§ REQUIRED WORK:
(a) Answer these from the article on Missouri Medicaid recipients, one answer per line, marked (i), (ii), (iii):
(i) What share of Missouri Medicaid recipients ages 19 to 64 already are employed?
(ii) By what name is the 2025 federal law often referred to?
(iii) In what three ways can recipients submit their documentation?
(b) Reproduce the article on Missouri Medicaid recipients starting with "The analysis finds" and going on through "work reporting requirements.", renaming "exemptions" as "waivers" throughout.

§ TEXT SECTION:
◇ ◇ ◇ ◇

WashU Analysis: Most Missouri Medicaid Recipients Work

New data contradict a common misperception that many working-age Medicaid recipients are able-bodied but not working, according to a policy brief from researchers at Washington University in St. Louis.

The analysis finds that about two-thirds of Missouri Medicaid recipients ages 19 to 64 already are employed, a rate similar to national levels. Many of those who are not working report circumstances such as illness, caregiving or retirement that may qualify them for exemptions under new federal work reporting requirements.

The findings come as states begin implementing new work reporting requirements under a 2025 federal law often referred to as the "One Big Beautiful Bill Act." The law directs states to require many Medicaid recipients, primarily adults ages 19 to 64, to regularly document they are working or participating in approved activities, such as job training, education or community service, to maintain coverage.

In addition, Missouri legislators are considering a bill that would codify the federal requirements - and in some cases even stricter rules - in the state Constitution if approved by voters.

Researchers say the central risk may not be whether people qualify for Medicaid but whether they can repeatedly prove it through the reporting system. Under the new requirements, recipients must verify work or qualifying activities by submitting documentation such as pay stubs or enrollment records through a state portal, by mail or in person. For many, that process may determine whether they stay insured.

Barriers can include limited internet access, difficulty navigating online systems, transportation challenges and competing demands such as caregiving or unstable work schedules.

◇ ◇ ◇ ◇

§ RECORDED INFORMATION:
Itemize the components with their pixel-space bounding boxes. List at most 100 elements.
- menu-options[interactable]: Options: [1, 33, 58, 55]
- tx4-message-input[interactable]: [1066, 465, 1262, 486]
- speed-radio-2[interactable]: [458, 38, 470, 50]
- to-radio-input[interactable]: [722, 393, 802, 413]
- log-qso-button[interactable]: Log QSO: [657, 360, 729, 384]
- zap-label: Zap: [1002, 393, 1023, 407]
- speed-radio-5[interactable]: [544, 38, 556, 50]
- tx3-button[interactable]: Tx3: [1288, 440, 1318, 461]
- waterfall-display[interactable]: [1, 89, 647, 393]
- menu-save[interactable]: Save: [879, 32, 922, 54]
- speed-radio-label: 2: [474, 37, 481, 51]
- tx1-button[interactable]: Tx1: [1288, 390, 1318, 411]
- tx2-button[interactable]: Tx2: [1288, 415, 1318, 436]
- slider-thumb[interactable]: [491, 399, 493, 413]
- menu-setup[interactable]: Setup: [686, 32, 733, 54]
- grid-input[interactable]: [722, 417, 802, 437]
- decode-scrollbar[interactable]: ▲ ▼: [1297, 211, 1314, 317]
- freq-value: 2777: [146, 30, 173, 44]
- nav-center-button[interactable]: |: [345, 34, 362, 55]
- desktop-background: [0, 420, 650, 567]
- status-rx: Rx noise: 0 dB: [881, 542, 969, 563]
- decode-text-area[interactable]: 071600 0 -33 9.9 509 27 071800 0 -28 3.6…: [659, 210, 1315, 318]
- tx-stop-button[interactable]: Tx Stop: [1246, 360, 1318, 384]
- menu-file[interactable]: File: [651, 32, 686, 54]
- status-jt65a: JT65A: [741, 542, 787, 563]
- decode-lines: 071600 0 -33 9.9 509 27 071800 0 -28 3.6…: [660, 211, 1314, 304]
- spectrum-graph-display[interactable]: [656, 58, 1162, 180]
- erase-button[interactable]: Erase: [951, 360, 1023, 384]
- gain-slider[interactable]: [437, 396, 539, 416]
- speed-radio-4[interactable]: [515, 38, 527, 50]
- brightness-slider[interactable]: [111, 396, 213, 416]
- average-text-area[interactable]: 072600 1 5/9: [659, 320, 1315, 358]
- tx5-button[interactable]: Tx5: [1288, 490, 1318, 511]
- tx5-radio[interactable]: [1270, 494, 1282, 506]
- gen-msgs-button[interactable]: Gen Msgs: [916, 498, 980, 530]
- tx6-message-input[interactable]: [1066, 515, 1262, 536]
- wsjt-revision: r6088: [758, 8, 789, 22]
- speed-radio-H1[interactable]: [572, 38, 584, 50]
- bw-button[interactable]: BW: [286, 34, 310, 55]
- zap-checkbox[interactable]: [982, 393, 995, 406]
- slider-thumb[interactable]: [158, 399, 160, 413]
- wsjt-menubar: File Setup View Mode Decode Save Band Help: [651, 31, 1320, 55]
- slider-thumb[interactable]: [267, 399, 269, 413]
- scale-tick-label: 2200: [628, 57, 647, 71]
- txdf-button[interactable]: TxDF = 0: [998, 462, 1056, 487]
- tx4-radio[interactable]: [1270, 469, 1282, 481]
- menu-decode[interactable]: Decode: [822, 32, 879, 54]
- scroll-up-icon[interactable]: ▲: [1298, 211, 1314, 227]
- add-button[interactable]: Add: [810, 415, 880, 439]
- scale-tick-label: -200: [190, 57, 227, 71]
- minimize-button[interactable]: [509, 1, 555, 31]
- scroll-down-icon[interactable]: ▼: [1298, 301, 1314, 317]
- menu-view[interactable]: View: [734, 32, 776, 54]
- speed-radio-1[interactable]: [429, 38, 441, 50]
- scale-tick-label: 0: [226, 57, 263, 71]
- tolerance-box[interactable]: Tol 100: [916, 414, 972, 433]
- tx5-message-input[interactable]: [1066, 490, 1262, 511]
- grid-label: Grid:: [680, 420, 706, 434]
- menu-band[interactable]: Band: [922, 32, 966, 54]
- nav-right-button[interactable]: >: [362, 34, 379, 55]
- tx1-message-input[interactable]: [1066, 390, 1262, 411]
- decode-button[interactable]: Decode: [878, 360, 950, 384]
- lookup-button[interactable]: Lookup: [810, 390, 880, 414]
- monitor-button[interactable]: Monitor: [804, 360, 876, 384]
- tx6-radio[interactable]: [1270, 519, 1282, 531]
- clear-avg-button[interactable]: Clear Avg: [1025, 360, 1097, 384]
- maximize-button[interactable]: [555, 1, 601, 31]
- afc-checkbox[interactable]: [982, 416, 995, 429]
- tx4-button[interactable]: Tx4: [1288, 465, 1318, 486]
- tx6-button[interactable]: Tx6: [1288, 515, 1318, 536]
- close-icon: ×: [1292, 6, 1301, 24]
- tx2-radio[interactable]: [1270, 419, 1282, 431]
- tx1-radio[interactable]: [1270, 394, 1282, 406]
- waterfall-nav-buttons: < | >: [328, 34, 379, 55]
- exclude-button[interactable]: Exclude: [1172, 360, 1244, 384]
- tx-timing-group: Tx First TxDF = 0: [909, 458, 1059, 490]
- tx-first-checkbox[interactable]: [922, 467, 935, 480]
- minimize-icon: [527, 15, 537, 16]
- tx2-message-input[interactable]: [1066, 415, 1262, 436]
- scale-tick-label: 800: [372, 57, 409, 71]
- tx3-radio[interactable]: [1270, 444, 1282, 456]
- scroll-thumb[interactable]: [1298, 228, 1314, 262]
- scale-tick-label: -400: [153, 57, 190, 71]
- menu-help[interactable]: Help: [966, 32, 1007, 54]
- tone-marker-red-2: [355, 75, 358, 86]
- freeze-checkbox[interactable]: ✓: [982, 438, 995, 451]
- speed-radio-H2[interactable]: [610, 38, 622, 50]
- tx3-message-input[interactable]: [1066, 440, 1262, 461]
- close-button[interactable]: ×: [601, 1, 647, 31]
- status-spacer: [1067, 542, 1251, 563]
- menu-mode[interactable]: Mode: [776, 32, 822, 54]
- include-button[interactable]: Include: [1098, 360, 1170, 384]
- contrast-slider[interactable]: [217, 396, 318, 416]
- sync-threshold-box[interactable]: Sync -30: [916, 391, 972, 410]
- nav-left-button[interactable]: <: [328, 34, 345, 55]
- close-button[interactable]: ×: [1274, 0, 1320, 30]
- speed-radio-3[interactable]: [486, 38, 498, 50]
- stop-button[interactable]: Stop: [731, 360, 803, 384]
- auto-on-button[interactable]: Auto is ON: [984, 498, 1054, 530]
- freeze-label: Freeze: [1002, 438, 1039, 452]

◇ ◇ ◇ ◇

§ EXPECTED RESULTS:
(a)
(i) About two-thirds.
(ii) The "One Big Beautiful Bill Act."
(iii) Through a state portal, by mail or in person.

(b)
The analysis finds that about two-thirds of Missouri Medicaid recipients ages 19 to 64 already are employed, a rate similar to national levels. Many of those who are not working report circumstances such as illness, caregiving or retirement that may qualify them for waivers under new federal work reporting requirements.